Do this
Spot every line with the word "Główny" and return it.

[Collected data entries]
──────────────────────────────

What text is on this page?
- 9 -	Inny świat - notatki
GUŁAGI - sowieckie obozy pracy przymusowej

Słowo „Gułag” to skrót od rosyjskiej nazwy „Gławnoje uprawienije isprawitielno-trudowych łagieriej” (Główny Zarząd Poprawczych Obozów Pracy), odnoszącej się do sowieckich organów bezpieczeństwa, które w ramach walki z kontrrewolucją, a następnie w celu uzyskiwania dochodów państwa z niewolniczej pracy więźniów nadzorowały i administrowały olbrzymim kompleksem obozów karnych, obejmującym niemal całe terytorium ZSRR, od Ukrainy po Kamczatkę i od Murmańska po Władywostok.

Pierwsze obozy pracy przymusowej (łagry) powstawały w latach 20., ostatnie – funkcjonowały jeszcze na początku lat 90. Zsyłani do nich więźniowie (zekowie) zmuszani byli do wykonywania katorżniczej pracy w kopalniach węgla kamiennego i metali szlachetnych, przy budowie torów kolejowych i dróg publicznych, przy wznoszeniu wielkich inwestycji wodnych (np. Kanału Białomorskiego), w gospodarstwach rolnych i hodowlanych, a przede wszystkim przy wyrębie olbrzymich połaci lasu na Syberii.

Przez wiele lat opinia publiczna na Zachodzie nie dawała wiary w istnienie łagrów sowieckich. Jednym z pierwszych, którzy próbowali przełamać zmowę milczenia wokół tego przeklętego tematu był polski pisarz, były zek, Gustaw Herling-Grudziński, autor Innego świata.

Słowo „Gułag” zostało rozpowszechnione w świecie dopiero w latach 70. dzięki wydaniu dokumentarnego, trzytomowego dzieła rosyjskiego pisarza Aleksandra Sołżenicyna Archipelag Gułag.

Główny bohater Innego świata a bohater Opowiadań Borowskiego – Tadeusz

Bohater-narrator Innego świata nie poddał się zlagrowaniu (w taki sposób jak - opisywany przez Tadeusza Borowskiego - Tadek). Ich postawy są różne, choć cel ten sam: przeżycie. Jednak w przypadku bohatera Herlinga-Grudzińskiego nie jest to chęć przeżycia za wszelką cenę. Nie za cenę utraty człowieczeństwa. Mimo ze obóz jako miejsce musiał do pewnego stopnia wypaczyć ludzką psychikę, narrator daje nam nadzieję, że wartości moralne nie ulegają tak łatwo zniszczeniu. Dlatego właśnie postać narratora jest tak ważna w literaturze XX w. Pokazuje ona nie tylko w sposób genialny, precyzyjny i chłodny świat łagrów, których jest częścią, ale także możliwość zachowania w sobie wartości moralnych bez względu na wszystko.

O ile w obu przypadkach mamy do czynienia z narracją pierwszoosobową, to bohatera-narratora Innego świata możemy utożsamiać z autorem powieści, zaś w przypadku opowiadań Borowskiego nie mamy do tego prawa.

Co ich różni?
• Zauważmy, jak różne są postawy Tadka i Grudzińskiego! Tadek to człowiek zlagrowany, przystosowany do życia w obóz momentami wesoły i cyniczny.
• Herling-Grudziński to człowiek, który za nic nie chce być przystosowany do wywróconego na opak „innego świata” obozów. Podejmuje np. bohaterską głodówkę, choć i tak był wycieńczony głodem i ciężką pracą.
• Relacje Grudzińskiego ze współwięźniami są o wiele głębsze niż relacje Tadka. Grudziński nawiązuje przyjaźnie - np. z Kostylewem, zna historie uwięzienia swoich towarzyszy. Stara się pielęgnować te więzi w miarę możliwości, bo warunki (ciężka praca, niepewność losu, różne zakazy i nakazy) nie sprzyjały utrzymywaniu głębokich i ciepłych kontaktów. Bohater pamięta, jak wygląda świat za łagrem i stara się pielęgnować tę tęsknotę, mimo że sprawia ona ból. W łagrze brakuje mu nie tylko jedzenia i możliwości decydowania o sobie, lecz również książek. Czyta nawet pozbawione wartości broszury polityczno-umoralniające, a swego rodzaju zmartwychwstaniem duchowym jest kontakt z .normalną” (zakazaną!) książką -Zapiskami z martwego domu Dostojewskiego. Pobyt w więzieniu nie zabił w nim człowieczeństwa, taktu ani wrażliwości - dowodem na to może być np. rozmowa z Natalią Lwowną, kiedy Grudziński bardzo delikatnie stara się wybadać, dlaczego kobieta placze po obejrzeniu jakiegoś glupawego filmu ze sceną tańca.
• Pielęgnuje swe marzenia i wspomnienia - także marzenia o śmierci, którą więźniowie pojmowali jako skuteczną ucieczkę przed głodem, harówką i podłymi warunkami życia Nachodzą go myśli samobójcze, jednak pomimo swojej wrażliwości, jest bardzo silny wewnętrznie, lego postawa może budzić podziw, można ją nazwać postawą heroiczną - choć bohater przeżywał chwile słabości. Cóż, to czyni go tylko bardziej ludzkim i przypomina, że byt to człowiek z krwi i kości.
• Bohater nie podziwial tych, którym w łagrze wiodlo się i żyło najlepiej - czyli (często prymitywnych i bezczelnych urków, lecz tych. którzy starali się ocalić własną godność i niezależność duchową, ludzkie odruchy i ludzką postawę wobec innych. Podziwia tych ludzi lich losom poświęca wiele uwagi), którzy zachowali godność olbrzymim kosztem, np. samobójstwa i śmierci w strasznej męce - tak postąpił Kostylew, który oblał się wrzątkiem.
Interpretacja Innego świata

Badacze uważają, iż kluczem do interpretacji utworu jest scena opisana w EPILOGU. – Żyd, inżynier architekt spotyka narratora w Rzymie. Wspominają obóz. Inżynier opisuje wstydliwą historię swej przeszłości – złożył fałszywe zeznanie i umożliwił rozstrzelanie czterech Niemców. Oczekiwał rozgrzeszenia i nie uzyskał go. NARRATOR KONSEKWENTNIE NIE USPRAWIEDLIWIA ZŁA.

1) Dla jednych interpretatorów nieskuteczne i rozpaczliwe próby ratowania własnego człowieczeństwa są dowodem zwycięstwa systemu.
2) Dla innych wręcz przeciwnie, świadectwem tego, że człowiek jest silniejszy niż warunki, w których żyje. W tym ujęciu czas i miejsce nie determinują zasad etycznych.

──────────────────────────────

Output for this exercise
Słowo „Gułag” to skrót od rosyjskiej nazwy „Gławnoje uprawienije isprawitielno-trudowych łagieriej” (Główny Zarząd Poprawczych Obozów Pracy), odnoszącej się do sowieckich organów bezpieczeństwa, które w ramach walki z kontrrewolucją, a następnie w celu uzyskiwania dochodów państwa z niewolniczej pracy więźniów nadzorowały i administrowały olbrzymim kompleksem obozów karnych, obejmującym niemal całe terytorium ZSRR, od Ukrainy po Kamczatkę i od Murmańska po Władywostok.
Główny bohater Innego świata a bohater Opowiadań Borowskiego – Tadeusz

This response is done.